[Structured figure records]
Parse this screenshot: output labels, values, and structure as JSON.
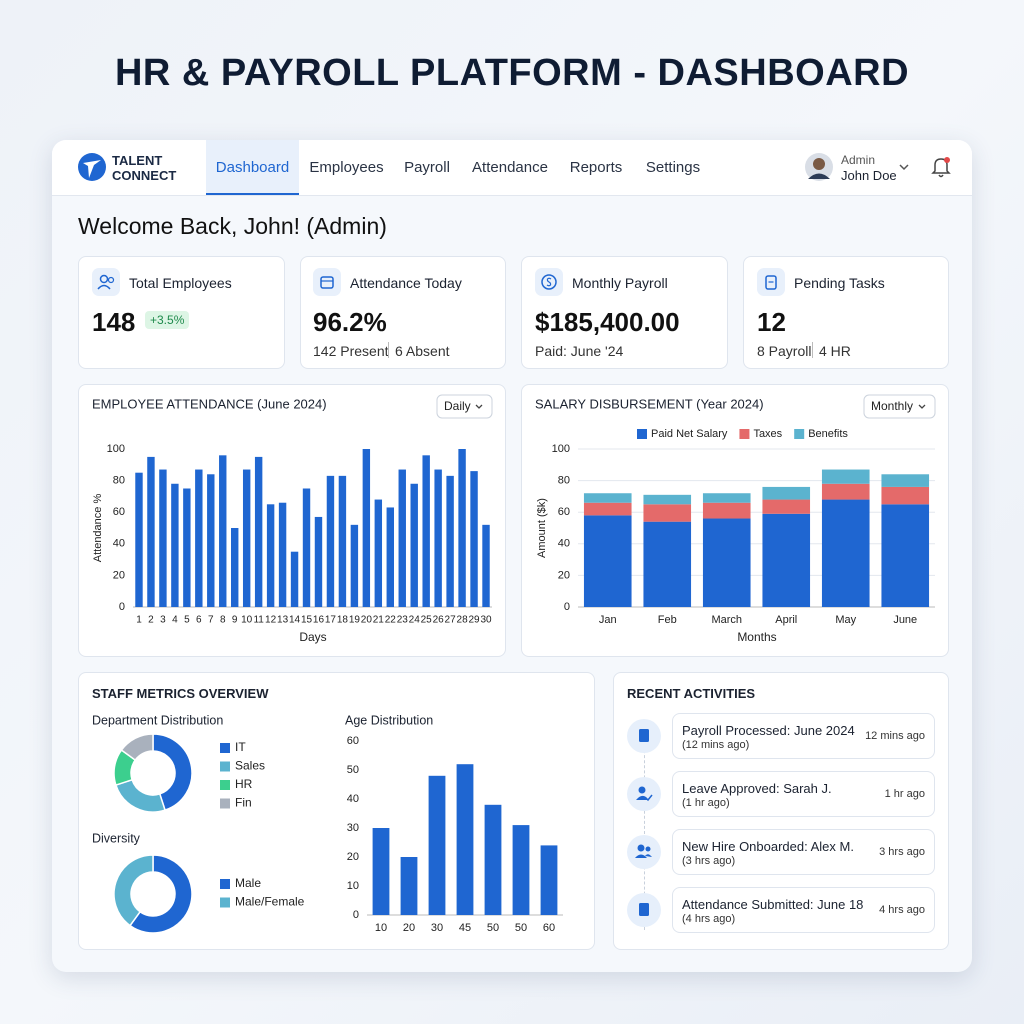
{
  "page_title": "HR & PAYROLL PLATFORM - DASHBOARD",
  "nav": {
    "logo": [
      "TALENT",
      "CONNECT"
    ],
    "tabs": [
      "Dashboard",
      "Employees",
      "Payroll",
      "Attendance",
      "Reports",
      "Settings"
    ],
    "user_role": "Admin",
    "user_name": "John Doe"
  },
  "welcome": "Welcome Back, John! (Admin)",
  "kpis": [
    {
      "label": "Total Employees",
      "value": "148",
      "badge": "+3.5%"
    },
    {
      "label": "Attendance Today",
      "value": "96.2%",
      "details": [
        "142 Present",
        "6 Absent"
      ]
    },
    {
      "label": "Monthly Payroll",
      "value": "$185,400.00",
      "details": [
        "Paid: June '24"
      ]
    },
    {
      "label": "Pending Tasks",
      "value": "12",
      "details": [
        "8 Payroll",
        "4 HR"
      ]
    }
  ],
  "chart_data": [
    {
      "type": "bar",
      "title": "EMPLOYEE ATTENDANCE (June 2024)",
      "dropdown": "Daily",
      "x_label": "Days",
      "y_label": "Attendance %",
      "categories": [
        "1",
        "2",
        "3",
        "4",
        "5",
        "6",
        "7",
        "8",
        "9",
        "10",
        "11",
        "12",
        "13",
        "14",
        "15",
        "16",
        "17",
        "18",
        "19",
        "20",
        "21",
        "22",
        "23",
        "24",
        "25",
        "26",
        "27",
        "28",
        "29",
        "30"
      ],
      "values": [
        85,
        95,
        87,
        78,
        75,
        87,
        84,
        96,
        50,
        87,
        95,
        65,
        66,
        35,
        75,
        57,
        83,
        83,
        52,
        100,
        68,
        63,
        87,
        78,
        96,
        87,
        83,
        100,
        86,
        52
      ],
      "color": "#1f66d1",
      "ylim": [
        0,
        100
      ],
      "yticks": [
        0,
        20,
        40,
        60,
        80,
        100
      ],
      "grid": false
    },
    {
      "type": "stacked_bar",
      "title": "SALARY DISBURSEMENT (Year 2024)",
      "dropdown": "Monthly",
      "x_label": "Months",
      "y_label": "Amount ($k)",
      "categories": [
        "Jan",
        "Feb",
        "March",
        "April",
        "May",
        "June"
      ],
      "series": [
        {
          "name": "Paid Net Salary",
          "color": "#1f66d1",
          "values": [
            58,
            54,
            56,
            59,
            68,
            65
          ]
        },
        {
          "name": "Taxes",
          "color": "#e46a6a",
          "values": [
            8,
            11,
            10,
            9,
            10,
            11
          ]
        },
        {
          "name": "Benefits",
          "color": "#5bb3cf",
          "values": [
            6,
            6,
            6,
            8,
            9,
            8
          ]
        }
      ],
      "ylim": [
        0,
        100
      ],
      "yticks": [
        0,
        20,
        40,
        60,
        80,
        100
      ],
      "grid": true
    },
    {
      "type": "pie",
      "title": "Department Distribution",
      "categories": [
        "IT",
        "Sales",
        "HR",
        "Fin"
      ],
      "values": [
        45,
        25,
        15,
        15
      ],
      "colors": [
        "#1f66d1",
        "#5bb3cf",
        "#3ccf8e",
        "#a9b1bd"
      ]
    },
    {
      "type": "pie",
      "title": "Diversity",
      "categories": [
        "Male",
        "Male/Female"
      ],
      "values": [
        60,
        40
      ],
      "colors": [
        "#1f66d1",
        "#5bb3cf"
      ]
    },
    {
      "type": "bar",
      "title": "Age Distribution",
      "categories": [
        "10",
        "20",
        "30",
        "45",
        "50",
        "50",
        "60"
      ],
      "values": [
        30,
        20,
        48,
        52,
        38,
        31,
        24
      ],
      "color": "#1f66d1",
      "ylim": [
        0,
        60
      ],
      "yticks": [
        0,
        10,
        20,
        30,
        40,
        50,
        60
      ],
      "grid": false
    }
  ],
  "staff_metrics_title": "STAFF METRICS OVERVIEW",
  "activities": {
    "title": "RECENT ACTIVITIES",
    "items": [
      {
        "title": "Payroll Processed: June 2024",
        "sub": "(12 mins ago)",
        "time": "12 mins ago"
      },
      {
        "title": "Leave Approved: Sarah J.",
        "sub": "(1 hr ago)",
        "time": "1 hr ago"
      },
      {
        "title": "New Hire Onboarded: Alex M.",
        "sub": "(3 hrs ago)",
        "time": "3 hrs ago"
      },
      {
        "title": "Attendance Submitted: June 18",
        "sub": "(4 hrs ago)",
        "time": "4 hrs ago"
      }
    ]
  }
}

==

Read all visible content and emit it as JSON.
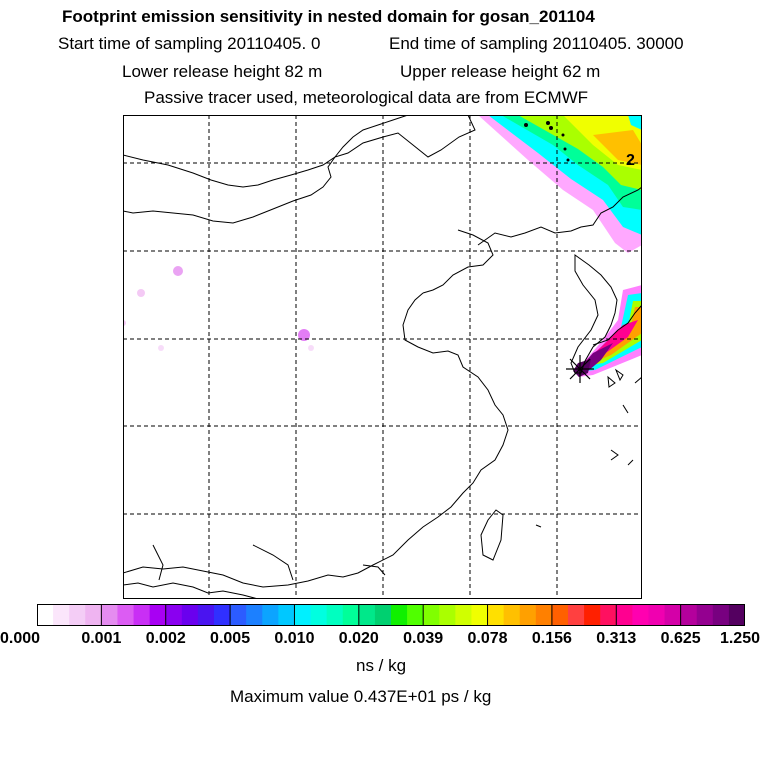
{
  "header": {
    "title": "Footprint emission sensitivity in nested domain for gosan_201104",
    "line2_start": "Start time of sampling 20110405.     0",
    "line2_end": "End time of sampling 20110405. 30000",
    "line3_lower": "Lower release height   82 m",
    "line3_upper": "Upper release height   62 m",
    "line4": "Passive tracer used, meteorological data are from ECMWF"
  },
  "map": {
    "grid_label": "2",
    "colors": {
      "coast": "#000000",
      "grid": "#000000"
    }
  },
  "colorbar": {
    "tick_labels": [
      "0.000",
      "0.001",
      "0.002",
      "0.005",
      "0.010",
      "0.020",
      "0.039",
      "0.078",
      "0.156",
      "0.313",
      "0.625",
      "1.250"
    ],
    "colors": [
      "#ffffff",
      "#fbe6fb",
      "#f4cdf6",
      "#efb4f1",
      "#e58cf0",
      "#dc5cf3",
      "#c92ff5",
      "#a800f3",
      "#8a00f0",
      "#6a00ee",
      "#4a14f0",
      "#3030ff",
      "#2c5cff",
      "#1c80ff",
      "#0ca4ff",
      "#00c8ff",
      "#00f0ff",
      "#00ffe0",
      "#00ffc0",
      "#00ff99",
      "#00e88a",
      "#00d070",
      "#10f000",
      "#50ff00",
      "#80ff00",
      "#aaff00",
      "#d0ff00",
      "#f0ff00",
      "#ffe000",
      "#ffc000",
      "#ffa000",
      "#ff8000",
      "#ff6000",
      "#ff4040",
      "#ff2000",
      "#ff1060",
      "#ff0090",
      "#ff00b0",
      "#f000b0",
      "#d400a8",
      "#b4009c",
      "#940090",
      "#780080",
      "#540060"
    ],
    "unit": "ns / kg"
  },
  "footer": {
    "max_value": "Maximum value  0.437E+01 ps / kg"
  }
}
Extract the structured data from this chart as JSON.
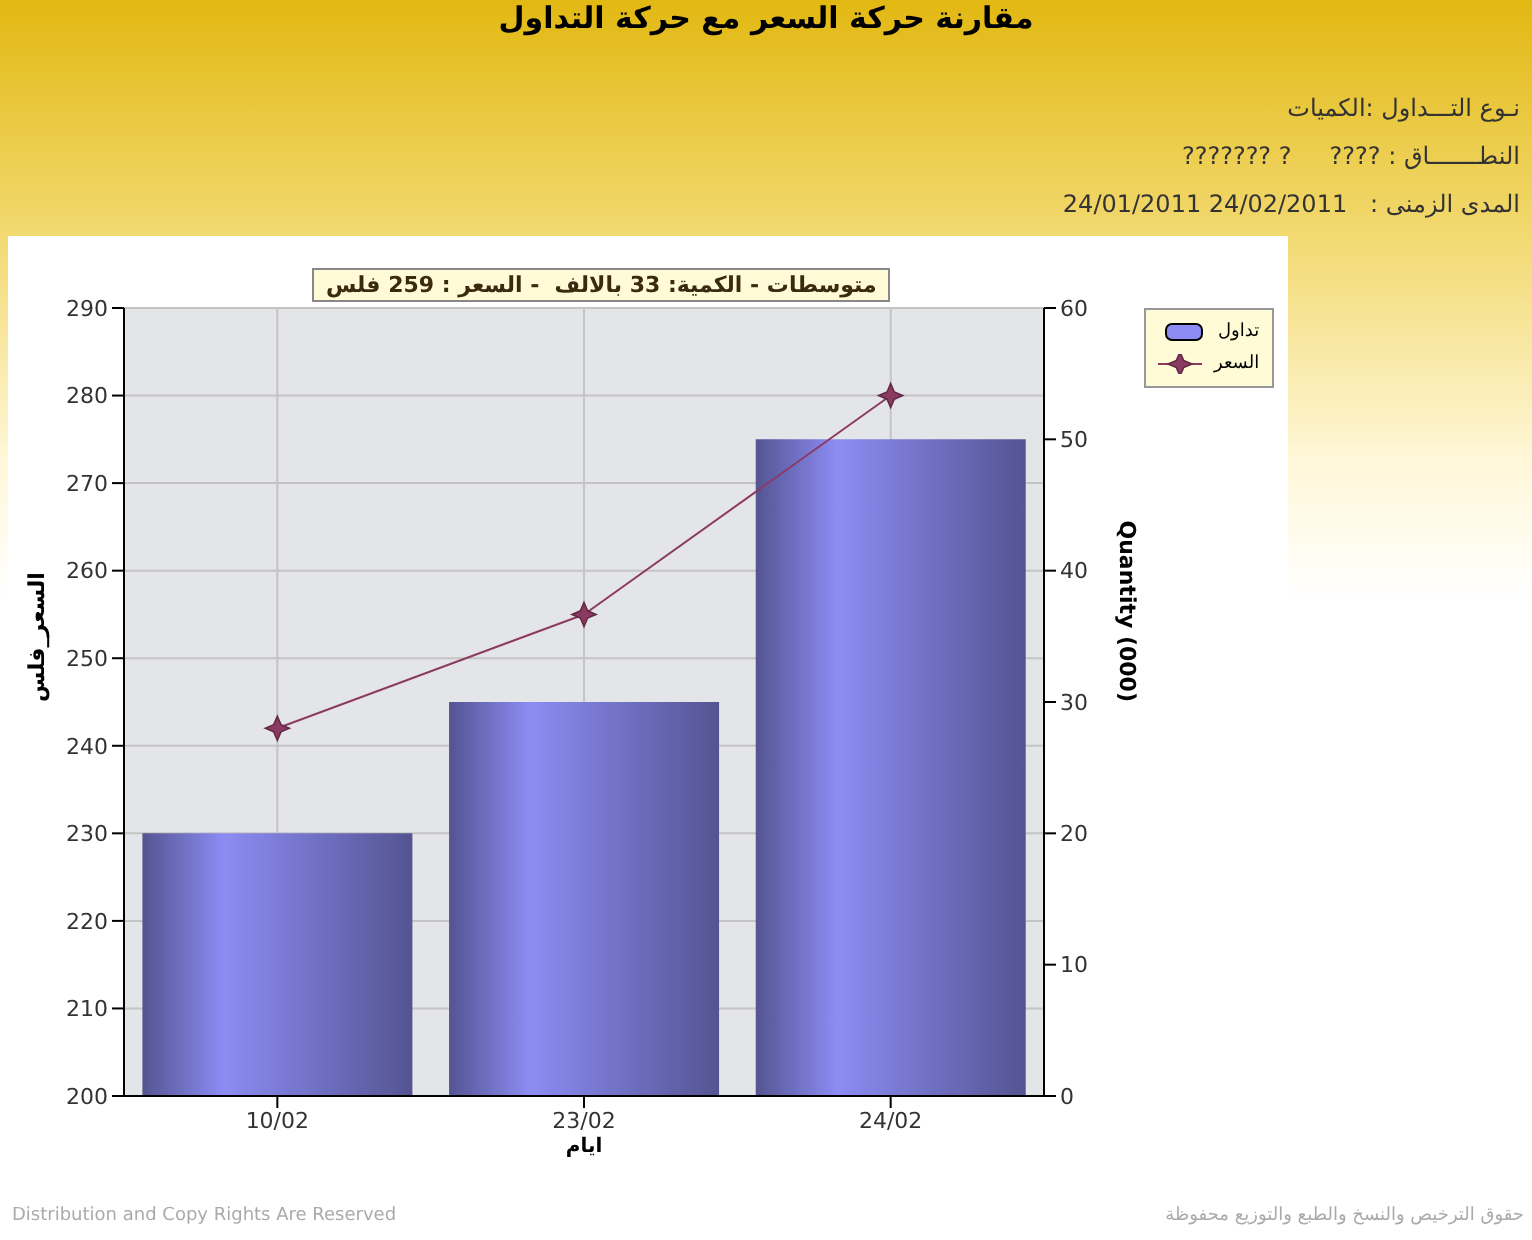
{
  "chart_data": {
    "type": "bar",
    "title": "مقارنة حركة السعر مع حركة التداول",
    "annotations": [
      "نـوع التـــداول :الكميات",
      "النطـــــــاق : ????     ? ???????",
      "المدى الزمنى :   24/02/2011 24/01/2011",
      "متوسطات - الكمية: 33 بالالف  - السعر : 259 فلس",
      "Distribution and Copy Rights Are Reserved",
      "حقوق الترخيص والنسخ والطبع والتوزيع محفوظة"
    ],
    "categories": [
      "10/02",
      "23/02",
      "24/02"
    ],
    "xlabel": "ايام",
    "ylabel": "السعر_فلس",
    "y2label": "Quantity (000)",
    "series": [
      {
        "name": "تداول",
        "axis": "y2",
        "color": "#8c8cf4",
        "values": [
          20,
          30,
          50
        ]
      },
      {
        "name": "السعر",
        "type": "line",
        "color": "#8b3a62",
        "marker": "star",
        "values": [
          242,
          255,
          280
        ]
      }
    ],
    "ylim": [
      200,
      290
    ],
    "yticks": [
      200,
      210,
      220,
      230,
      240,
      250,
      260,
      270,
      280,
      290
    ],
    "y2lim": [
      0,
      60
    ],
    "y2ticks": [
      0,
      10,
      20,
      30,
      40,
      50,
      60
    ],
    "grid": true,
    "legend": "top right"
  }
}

- THE PROBLEM
Copy all lines from the data that hold the word "type".

- RESULT
      "type": "bar",
      "type": "stacked_bar",
      "type": "pie",
      "type": "pie",
      "type": "bar",
    "type": "bar",
        "type": "line",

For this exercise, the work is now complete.